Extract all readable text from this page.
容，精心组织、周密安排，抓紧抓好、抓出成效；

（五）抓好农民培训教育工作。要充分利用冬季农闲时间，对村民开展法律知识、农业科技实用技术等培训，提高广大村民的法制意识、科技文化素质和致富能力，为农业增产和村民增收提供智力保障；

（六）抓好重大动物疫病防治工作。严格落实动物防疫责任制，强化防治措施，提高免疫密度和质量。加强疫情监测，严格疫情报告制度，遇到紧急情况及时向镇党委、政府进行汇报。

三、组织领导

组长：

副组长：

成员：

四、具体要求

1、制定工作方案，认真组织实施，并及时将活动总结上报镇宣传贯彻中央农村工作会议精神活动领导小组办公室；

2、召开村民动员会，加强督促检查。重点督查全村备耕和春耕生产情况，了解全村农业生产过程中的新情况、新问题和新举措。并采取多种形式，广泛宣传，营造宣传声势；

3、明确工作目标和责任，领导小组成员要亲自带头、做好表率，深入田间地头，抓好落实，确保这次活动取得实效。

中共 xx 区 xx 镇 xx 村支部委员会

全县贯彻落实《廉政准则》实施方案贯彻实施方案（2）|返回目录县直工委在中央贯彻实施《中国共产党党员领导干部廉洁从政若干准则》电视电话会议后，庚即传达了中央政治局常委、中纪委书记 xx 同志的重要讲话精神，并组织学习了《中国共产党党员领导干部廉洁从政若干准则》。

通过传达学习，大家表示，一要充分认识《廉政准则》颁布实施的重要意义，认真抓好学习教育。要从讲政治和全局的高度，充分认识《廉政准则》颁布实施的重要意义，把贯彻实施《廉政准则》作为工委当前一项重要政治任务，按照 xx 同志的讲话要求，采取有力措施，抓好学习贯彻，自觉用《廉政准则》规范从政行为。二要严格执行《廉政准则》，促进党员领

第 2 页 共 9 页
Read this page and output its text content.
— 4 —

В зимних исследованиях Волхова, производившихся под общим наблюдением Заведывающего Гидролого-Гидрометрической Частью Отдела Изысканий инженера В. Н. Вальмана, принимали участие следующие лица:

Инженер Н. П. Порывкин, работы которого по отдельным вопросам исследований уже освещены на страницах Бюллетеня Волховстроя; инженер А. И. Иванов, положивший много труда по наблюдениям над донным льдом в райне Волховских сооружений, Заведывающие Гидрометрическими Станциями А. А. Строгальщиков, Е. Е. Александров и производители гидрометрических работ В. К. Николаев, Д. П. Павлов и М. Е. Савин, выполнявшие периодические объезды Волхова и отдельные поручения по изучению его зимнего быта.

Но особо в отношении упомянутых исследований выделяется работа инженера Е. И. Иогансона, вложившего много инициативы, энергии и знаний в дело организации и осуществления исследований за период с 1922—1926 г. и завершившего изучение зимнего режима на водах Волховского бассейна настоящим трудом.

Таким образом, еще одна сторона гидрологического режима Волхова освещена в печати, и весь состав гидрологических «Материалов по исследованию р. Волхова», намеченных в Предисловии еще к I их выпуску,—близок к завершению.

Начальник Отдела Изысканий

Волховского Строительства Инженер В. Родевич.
---
- _Instructions to follow_
Copy each line of the listing that holds the word "Изысканий".

- _Reply to the task_
В зимних исследованиях Волхова, производившихся под общим наблюдением Заведывающего Гидролого-Гидрометрической Частью Отдела Изысканий инженера В. Н. Вальмана, принимали участие следующие лица:
Начальник Отдела Изысканий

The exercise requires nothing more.